### To be done
Here are some records; quote them exactly, leaving out the pictures.

### Supplied material
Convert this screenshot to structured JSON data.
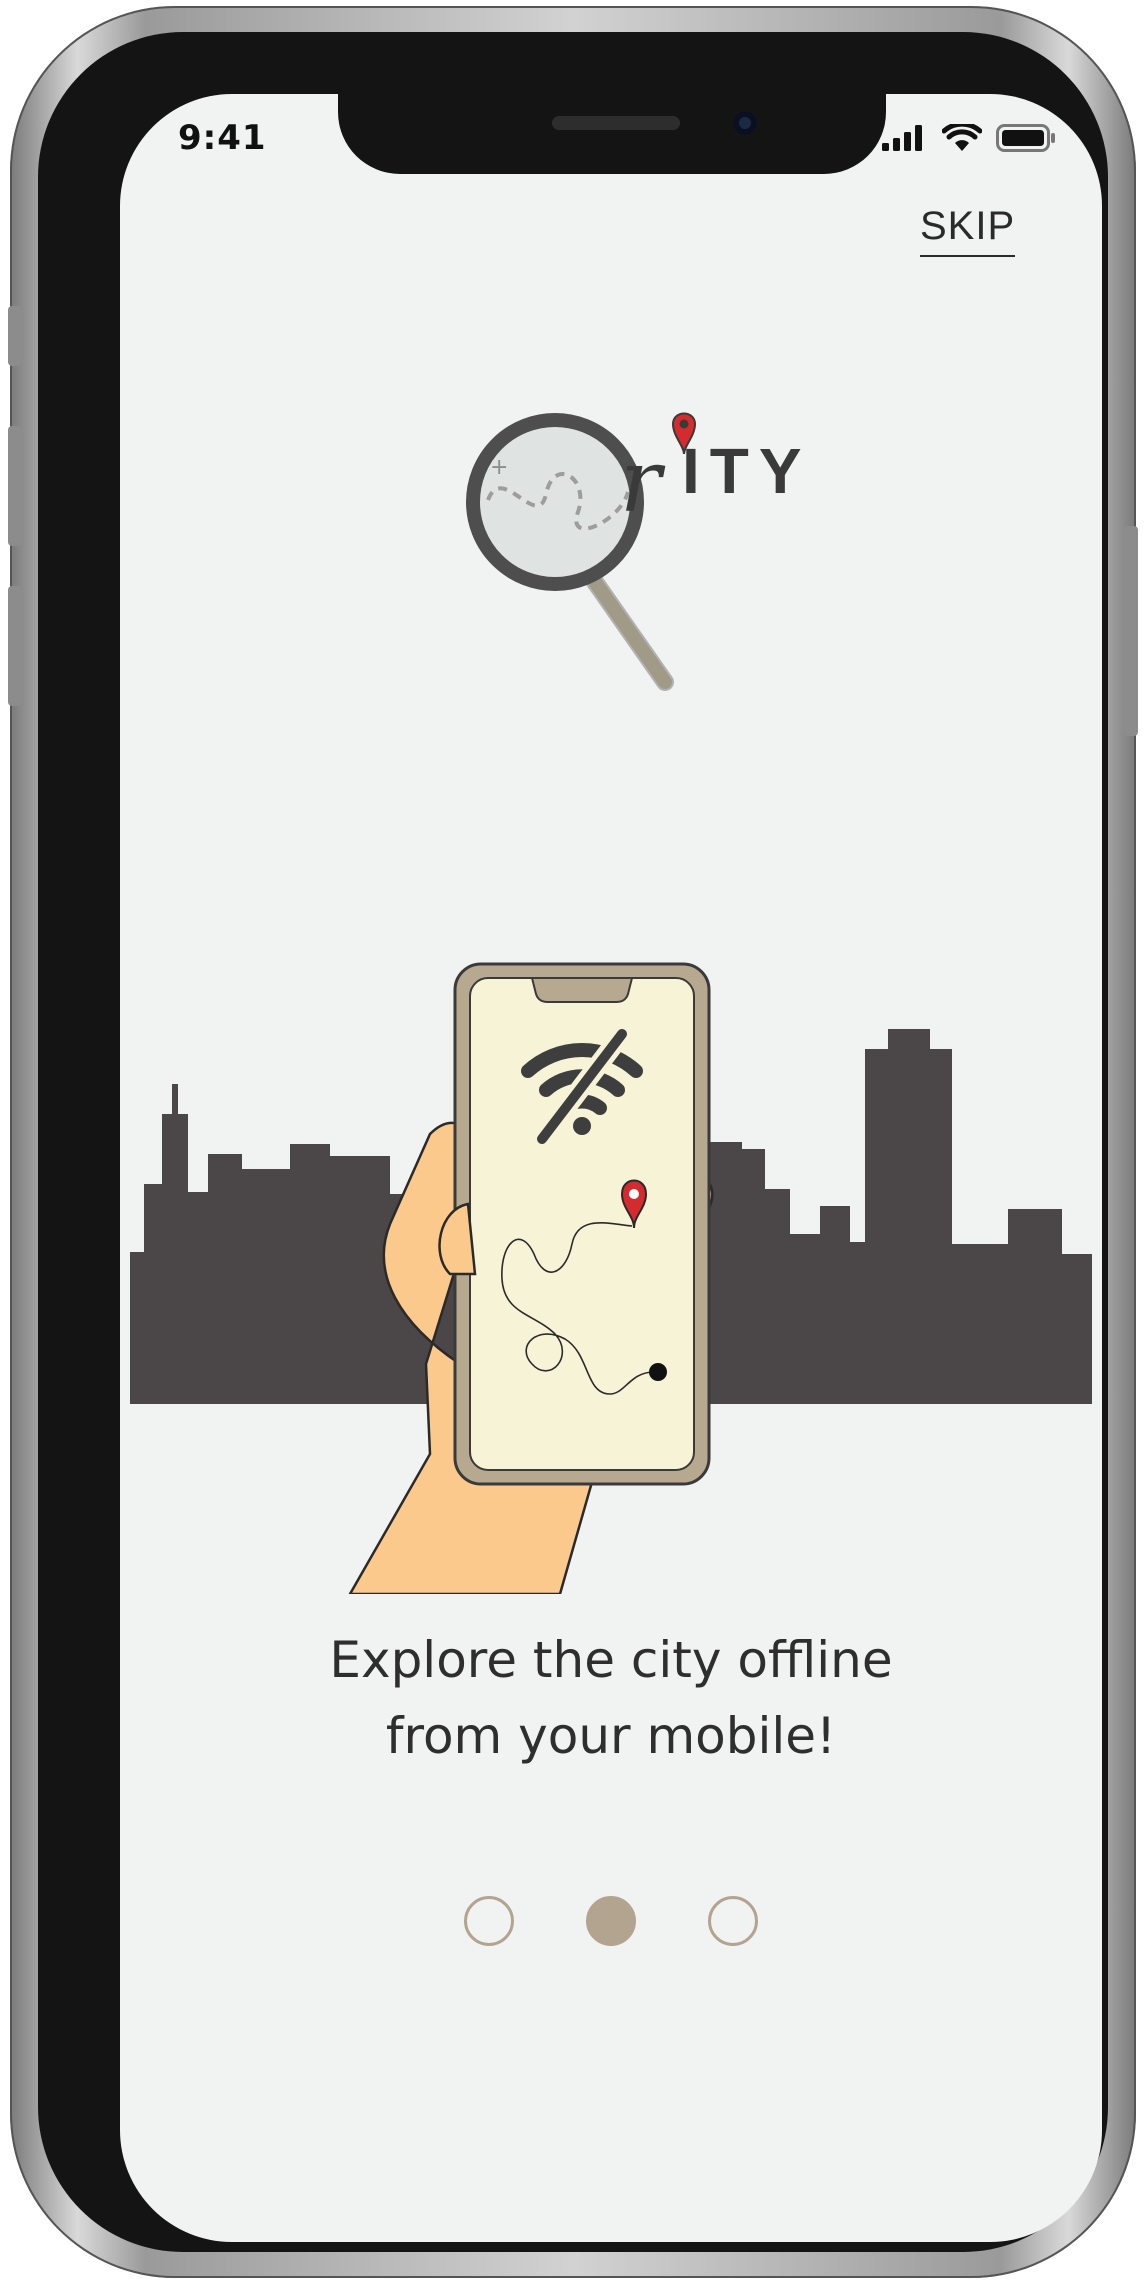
{
  "status_bar": {
    "time": "9:41"
  },
  "header": {
    "skip_label": "SKIP"
  },
  "logo": {
    "text": "ITY",
    "letter": "r"
  },
  "onboarding": {
    "title_line1": "Explore the city offline",
    "title_line2": "from your mobile!",
    "page_count": 3,
    "active_index": 1
  },
  "icons": {
    "status": [
      "signal-icon",
      "wifi-icon",
      "battery-icon"
    ],
    "illustration": [
      "wifi-off-icon",
      "location-pin-icon",
      "route-path",
      "magnifier-icon"
    ]
  },
  "colors": {
    "screen_background": "#f1f2f2",
    "skyline": "#4b4748",
    "accent_beige": "#b3a48f",
    "pin_red": "#d52b2e",
    "hand_skin": "#fbc98b",
    "phone_screen": "#f7f3d6"
  }
}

### Exercise output
Convert this screenshot to structured JSON data.
{
  "status_bar": {
    "time": "9:41"
  },
  "header": {
    "skip_label": "SKIP"
  },
  "logo": {
    "text": "ITY",
    "letter": "r"
  },
  "onboarding": {
    "title_line1": "Explore the city offline",
    "title_line2": "from your mobile!",
    "page_count": 3,
    "active_index": 1
  },
  "icons": {
    "status": [
      "signal-icon",
      "wifi-icon",
      "battery-icon"
    ],
    "illustration": [
      "wifi-off-icon",
      "location-pin-icon",
      "route-path",
      "magnifier-icon"
    ]
  },
  "colors": {
    "screen_background": "#f1f2f2",
    "skyline": "#4b4748",
    "accent_beige": "#b3a48f",
    "pin_red": "#d52b2e",
    "hand_skin": "#fbc98b",
    "phone_screen": "#f7f3d6"
  }
}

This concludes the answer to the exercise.